*Work instructions*:
Gather the lines below that include the string "text", copying each in full.

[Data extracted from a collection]
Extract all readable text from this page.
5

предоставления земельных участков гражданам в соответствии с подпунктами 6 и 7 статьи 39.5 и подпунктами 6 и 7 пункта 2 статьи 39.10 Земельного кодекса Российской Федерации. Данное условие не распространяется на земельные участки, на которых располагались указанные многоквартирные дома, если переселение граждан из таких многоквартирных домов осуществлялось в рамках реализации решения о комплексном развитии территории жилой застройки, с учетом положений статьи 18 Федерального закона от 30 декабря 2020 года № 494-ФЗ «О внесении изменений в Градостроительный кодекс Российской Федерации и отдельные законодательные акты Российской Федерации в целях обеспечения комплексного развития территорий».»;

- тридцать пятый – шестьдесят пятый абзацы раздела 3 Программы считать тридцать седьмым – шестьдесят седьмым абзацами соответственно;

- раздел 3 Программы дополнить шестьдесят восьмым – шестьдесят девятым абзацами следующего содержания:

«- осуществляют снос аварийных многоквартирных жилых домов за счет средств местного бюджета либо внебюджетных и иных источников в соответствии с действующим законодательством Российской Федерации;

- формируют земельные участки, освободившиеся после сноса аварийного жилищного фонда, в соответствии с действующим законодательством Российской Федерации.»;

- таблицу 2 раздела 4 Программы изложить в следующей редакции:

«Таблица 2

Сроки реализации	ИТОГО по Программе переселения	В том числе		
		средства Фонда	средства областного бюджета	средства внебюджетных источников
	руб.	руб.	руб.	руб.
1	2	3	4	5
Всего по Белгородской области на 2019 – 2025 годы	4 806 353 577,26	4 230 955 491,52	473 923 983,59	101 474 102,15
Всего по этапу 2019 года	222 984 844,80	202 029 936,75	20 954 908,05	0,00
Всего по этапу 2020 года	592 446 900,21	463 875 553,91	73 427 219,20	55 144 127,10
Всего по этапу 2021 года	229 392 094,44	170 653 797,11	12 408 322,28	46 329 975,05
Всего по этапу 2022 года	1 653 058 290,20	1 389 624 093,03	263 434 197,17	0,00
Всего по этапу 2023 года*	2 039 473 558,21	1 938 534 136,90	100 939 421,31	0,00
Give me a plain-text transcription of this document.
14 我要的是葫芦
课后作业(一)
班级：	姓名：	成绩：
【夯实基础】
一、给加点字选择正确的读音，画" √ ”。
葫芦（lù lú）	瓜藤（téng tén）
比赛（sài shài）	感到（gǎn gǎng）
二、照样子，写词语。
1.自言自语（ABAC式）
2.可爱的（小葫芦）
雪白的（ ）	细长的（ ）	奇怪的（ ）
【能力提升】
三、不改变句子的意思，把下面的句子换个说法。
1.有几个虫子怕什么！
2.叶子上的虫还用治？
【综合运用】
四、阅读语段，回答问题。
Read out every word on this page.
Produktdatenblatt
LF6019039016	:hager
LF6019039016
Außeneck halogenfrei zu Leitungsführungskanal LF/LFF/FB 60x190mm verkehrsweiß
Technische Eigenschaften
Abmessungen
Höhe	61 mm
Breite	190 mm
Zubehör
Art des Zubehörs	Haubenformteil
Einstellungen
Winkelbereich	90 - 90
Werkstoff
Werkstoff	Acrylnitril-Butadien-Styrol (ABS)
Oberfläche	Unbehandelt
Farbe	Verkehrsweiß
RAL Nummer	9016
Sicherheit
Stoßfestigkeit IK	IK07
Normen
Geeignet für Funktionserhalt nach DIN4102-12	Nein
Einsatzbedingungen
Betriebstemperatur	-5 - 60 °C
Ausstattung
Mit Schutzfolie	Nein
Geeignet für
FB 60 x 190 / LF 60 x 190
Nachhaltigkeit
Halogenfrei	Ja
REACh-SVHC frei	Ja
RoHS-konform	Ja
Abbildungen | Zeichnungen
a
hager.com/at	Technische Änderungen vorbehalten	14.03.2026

*Response to the exercise*:
Extract all readable text from this page.
Give me a plain-text transcription of this document.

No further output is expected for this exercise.